Stored dataset items:
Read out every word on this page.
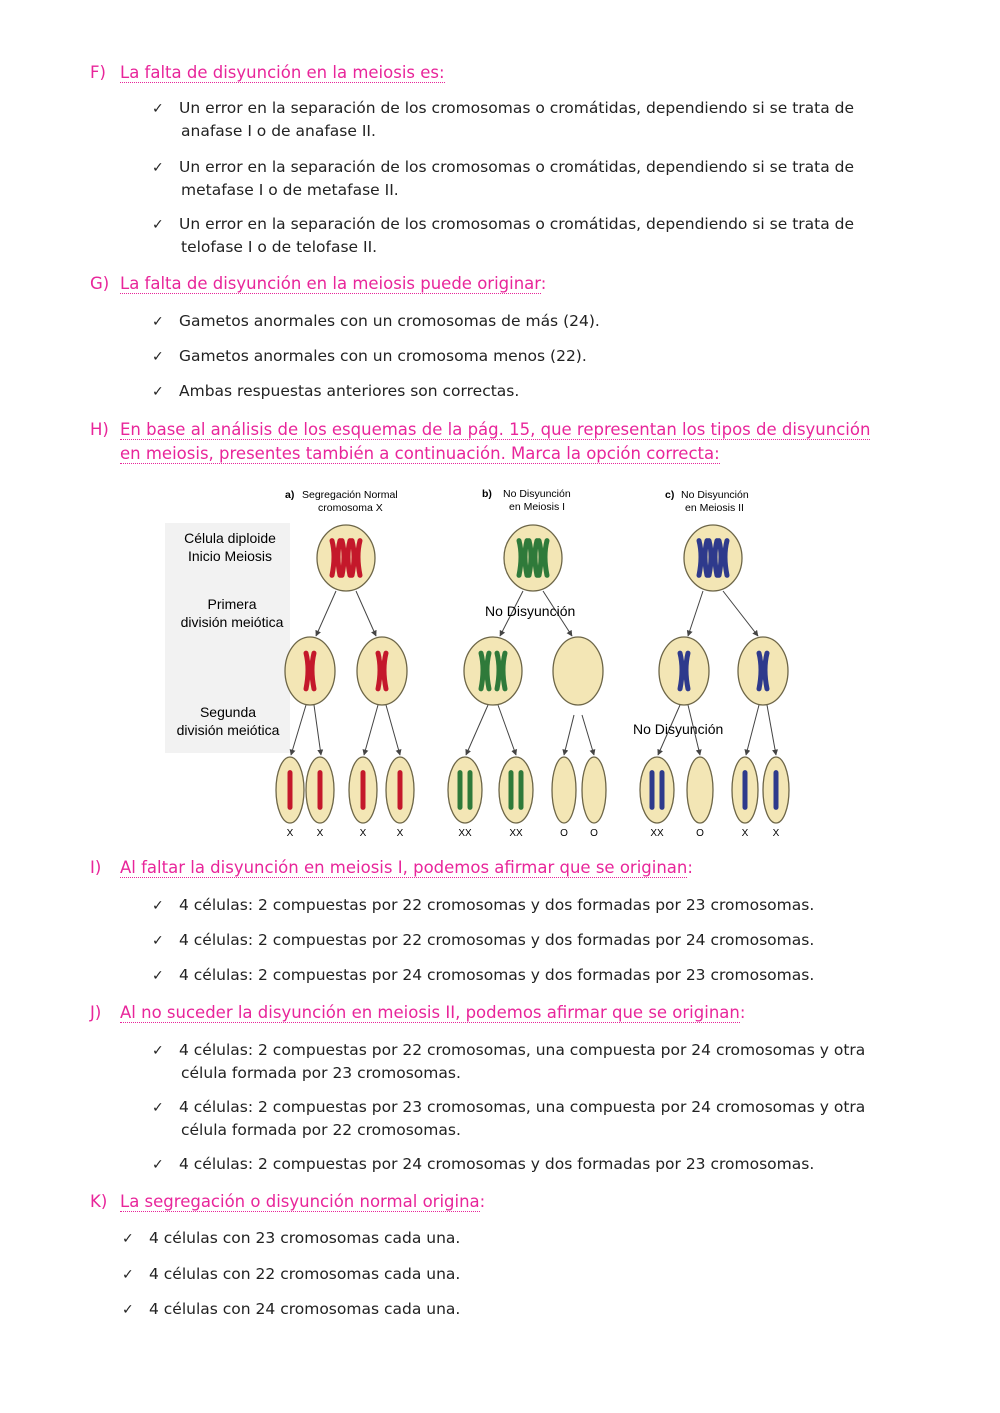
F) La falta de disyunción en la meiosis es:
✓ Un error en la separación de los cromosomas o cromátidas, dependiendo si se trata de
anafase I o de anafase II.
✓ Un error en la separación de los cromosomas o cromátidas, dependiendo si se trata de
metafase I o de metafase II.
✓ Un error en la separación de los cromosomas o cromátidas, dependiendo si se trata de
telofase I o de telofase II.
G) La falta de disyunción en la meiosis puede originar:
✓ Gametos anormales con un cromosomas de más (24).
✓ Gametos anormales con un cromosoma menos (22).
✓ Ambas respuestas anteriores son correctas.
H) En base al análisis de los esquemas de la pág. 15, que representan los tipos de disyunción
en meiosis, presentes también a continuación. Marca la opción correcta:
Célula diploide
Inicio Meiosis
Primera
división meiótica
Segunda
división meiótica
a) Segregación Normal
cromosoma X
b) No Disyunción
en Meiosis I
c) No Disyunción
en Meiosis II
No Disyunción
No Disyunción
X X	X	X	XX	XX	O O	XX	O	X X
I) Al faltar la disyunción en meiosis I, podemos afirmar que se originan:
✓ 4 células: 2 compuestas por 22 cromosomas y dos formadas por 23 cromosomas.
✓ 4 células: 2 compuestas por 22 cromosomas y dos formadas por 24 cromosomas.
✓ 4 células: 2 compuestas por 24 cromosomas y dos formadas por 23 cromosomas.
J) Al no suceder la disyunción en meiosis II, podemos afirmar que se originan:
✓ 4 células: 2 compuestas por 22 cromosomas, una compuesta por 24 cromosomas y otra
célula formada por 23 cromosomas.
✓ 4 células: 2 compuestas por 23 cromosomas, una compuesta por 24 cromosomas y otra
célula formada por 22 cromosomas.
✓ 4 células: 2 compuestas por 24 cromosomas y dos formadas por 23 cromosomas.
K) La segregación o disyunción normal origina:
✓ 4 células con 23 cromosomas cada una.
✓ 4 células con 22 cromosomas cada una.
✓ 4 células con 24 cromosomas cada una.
...
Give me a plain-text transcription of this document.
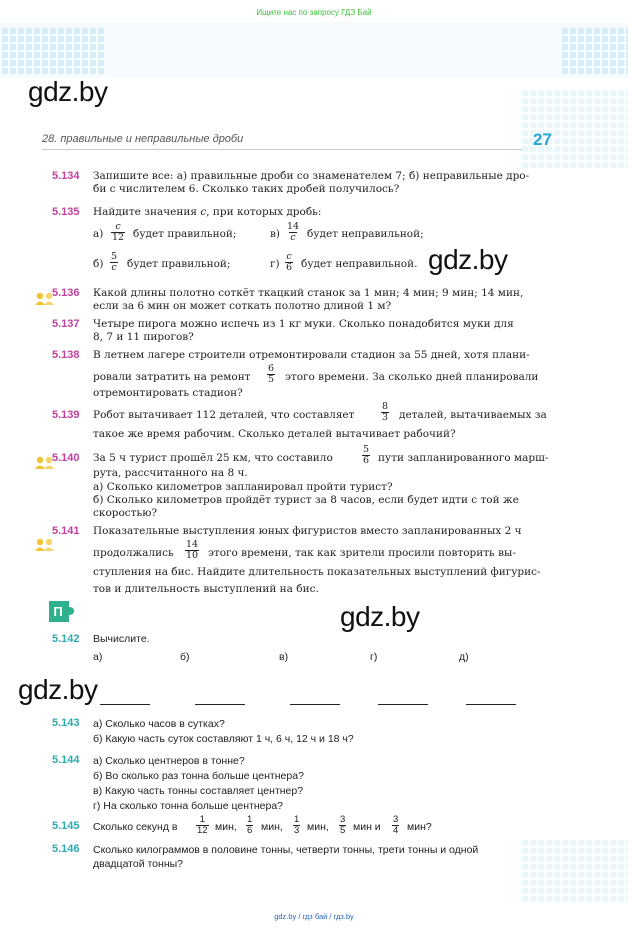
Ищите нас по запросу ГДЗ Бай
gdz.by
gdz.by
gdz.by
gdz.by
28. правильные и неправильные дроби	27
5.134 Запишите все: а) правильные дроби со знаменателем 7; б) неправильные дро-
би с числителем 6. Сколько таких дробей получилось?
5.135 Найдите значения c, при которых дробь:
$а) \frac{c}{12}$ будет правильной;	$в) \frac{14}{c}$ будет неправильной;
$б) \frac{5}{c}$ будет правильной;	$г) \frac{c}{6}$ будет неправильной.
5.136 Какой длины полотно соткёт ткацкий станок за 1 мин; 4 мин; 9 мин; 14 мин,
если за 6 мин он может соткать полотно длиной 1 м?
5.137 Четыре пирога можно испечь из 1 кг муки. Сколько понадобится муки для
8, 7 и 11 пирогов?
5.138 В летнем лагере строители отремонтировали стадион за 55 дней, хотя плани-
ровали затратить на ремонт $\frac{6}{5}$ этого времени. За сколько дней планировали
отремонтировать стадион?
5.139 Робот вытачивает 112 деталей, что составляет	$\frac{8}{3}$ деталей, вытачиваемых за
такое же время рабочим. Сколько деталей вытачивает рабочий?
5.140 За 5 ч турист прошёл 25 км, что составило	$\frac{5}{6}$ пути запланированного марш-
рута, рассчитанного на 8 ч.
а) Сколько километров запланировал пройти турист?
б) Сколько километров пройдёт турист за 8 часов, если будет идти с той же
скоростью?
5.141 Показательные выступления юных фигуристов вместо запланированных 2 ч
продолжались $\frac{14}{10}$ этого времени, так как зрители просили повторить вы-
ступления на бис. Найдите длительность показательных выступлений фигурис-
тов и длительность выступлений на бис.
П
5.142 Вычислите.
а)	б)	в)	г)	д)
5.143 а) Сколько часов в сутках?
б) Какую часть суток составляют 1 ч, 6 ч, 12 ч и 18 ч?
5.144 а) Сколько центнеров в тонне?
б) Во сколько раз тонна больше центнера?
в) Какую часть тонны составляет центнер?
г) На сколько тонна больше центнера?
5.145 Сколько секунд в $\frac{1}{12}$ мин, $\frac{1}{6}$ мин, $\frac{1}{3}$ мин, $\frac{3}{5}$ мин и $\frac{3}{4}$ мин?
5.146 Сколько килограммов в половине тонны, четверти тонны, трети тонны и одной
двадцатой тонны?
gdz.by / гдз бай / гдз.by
==
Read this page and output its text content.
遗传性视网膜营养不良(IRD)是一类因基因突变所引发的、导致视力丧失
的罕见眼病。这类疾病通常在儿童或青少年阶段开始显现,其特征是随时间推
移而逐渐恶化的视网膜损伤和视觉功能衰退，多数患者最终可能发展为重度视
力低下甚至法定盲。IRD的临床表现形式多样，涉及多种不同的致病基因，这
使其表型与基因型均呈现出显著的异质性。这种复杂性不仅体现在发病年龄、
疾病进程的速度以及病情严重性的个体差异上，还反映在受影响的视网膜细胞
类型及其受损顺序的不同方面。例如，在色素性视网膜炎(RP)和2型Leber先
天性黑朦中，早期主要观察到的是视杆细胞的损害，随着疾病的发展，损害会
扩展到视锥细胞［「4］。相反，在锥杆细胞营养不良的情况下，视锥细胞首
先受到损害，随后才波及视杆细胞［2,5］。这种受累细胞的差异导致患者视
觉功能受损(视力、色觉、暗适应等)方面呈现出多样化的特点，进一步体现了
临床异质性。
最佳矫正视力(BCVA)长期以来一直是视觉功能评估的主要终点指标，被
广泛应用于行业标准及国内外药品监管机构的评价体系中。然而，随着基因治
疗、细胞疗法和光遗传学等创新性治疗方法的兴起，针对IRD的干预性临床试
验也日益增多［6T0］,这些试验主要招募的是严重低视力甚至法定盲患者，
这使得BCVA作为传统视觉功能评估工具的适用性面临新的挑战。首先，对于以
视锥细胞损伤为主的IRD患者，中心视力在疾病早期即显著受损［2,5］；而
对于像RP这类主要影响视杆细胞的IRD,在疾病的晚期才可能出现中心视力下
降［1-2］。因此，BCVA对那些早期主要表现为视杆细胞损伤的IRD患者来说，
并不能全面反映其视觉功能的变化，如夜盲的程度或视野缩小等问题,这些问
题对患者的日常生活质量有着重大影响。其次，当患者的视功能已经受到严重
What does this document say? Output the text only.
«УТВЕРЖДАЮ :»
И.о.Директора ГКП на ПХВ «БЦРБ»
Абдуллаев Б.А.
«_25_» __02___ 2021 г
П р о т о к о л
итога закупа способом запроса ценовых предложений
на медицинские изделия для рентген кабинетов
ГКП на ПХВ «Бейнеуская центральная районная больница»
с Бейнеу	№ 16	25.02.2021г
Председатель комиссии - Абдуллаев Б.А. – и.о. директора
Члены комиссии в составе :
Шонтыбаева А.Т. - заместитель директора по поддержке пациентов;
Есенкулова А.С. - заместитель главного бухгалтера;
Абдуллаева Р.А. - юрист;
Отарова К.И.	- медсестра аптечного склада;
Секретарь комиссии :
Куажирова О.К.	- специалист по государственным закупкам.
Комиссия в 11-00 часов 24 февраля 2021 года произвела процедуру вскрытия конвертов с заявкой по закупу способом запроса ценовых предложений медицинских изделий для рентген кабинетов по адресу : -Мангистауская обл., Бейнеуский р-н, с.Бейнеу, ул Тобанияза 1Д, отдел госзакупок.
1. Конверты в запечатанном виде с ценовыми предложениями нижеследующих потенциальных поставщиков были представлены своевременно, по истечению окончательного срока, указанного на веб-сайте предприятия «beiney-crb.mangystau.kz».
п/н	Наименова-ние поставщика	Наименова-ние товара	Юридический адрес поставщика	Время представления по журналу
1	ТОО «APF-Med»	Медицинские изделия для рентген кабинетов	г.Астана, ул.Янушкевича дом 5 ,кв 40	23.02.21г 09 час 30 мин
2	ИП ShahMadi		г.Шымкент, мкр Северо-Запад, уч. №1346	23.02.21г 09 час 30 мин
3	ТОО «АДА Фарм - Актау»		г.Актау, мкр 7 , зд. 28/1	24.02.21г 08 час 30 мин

→ Exercise description: In the entries above, find each line with the string "выступлений" and copy it.

→ Result for this task:
ступления на бис. Найдите длительность показательных выступлений фигурис-
тов и длительность выступлений на бис.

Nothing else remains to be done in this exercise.